DO THIS: Nothing should be left out: output all of the entries exactly.

EXCERPTED RECORDS:
Start

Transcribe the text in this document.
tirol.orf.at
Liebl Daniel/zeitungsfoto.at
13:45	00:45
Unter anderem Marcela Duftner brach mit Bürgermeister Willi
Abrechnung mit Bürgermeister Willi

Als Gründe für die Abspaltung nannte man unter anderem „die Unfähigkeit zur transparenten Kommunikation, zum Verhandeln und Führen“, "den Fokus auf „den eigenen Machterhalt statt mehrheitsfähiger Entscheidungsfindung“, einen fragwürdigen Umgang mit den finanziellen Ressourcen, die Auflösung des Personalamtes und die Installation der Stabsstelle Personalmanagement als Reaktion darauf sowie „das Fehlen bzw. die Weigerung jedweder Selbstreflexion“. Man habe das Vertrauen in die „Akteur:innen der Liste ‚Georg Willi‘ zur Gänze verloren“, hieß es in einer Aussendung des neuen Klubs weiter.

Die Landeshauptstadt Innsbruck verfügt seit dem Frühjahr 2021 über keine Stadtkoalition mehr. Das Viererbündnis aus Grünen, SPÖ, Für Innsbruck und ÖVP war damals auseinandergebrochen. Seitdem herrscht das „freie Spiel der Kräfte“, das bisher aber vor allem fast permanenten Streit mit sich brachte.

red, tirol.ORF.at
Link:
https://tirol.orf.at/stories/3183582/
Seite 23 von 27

End

FINISHED TASK:
Transcribe the text in this document.
tirol.orf.at
Liebl Daniel/zeitungsfoto.at
13:45	00:45
Unter anderem Marcela Duftner brach mit Bürgermeister Willi
Abrechnung mit Bürgermeister Willi

Als Gründe für die Abspaltung nannte man unter anderem „die Unfähigkeit zur transparenten Kommunikation, zum Verhandeln und Führen“, "den Fokus auf „den eigenen Machterhalt statt mehrheitsfähiger Entscheidungsfindung“, einen fragwürdigen Umgang mit den finanziellen Ressourcen, die Auflösung des Personalamtes und die Installation der Stabsstelle Personalmanagement als Reaktion darauf sowie „das Fehlen bzw. die Weigerung jedweder Selbstreflexion“. Man habe das Vertrauen in die „Akteur:innen der Liste ‚Georg Willi‘ zur Gänze verloren“, hieß es in einer Aussendung des neuen Klubs weiter.

Die Landeshauptstadt Innsbruck verfügt seit dem Frühjahr 2021 über keine Stadtkoalition mehr. Das Viererbündnis aus Grünen, SPÖ, Für Innsbruck und ÖVP war damals auseinandergebrochen. Seitdem herrscht das „freie Spiel der Kräfte“, das bisher aber vor allem fast permanenten Streit mit sich brachte.

red, tirol.ORF.at
Link:
https://tirol.orf.at/stories/3183582/
Seite 23 von 27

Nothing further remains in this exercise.